↓↓↓
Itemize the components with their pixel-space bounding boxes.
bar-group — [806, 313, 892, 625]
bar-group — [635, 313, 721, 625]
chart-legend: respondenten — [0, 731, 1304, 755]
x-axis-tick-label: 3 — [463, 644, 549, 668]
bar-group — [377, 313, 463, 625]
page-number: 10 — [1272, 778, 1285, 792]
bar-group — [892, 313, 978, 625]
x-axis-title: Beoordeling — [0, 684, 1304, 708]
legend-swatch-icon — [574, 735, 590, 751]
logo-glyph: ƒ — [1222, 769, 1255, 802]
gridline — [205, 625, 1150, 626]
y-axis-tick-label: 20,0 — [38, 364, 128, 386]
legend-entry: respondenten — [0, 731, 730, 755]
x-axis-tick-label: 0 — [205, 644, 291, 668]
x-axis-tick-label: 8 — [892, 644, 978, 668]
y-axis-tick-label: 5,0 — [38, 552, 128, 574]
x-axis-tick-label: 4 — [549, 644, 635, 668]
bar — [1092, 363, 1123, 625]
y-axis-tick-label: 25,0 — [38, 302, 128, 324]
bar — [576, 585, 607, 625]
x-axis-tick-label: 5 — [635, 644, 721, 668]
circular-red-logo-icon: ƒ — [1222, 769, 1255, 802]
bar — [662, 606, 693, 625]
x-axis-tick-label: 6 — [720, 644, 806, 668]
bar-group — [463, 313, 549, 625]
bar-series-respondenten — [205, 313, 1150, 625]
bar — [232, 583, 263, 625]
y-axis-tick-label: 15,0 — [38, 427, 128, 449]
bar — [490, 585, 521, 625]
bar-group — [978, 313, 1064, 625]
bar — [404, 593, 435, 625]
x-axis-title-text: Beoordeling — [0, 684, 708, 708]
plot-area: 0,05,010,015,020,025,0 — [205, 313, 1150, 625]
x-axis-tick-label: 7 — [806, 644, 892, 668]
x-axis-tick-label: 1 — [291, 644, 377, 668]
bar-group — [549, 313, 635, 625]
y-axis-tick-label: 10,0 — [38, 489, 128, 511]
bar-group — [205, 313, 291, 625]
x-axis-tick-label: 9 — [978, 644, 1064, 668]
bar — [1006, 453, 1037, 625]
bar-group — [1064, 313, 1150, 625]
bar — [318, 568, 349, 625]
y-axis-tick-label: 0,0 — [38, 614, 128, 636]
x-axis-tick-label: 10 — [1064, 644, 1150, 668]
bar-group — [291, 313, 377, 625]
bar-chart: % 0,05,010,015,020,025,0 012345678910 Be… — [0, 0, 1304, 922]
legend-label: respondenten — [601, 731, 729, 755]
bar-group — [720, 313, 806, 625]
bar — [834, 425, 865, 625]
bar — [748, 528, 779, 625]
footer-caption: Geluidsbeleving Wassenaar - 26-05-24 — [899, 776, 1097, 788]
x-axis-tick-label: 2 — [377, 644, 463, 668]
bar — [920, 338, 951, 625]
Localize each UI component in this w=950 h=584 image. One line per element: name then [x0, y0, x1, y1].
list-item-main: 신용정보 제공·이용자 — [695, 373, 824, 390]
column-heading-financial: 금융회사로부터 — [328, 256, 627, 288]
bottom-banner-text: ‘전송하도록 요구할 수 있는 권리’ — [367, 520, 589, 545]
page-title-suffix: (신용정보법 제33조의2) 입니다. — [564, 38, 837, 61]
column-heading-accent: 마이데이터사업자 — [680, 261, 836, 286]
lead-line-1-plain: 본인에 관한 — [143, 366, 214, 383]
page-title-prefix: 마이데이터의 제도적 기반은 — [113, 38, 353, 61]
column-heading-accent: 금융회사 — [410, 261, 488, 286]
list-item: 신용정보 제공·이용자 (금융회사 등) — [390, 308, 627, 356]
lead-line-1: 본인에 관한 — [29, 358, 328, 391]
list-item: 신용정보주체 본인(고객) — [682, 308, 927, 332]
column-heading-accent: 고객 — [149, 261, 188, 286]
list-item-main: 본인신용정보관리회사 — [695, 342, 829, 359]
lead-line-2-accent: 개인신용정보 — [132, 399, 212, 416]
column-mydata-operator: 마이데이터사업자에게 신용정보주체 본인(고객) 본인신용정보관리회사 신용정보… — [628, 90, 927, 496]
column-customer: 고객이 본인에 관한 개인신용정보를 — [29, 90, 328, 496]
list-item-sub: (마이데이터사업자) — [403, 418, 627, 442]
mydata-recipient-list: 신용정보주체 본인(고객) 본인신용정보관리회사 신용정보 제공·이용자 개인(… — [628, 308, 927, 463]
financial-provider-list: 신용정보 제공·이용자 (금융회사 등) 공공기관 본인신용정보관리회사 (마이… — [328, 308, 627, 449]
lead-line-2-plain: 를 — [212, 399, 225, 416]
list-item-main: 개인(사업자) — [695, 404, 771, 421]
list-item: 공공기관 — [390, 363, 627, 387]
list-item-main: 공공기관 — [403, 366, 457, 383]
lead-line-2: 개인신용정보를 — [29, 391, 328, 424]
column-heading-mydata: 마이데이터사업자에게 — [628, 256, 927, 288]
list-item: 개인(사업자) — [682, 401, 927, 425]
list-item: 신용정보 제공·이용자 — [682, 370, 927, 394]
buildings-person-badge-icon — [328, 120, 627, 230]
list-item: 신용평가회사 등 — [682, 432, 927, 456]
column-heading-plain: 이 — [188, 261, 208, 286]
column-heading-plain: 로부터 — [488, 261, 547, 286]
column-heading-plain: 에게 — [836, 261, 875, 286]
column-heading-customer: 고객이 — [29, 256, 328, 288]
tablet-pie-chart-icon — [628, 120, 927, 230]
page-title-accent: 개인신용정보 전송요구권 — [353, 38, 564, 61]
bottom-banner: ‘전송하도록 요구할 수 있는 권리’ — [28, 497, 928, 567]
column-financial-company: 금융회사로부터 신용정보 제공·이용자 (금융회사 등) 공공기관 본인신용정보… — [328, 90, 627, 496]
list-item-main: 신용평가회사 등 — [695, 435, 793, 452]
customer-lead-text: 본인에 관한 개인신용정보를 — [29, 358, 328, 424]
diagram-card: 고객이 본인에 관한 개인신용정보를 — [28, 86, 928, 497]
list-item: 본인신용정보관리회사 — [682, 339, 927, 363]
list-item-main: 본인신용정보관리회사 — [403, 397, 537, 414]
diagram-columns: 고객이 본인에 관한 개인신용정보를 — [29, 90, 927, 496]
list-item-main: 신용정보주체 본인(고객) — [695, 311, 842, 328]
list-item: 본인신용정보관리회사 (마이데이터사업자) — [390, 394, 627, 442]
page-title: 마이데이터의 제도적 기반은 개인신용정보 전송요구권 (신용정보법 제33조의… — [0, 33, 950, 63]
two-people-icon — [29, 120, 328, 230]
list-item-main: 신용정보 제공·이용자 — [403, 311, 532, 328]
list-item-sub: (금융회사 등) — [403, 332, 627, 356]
↑↑↑
SET EXERCISE> Rewrite the records from their first line through the line containing "circular-red-logo-icon: ƒ —", changing "respondenten" to "deelnemers" and leaving everything else as it stands.

RESULT>
Itemize the components with their pixel-space bounding boxes.
bar-group — [806, 313, 892, 625]
bar-group — [635, 313, 721, 625]
chart-legend: deelnemers — [0, 731, 1304, 755]
x-axis-tick-label: 3 — [463, 644, 549, 668]
bar-group — [377, 313, 463, 625]
page-number: 10 — [1272, 778, 1285, 792]
bar-group — [892, 313, 978, 625]
x-axis-title: Beoordeling — [0, 684, 1304, 708]
legend-swatch-icon — [574, 735, 590, 751]
logo-glyph: ƒ — [1222, 769, 1255, 802]
gridline — [205, 625, 1150, 626]
y-axis-tick-label: 20,0 — [38, 364, 128, 386]
legend-entry: deelnemers — [0, 731, 730, 755]
x-axis-tick-label: 0 — [205, 644, 291, 668]
x-axis-tick-label: 8 — [892, 644, 978, 668]
y-axis-tick-label: 5,0 — [38, 552, 128, 574]
x-axis-tick-label: 4 — [549, 644, 635, 668]
bar — [1092, 363, 1123, 625]
y-axis-tick-label: 25,0 — [38, 302, 128, 324]
bar — [576, 585, 607, 625]
x-axis-tick-label: 5 — [635, 644, 721, 668]
circular-red-logo-icon: ƒ — [1222, 769, 1255, 802]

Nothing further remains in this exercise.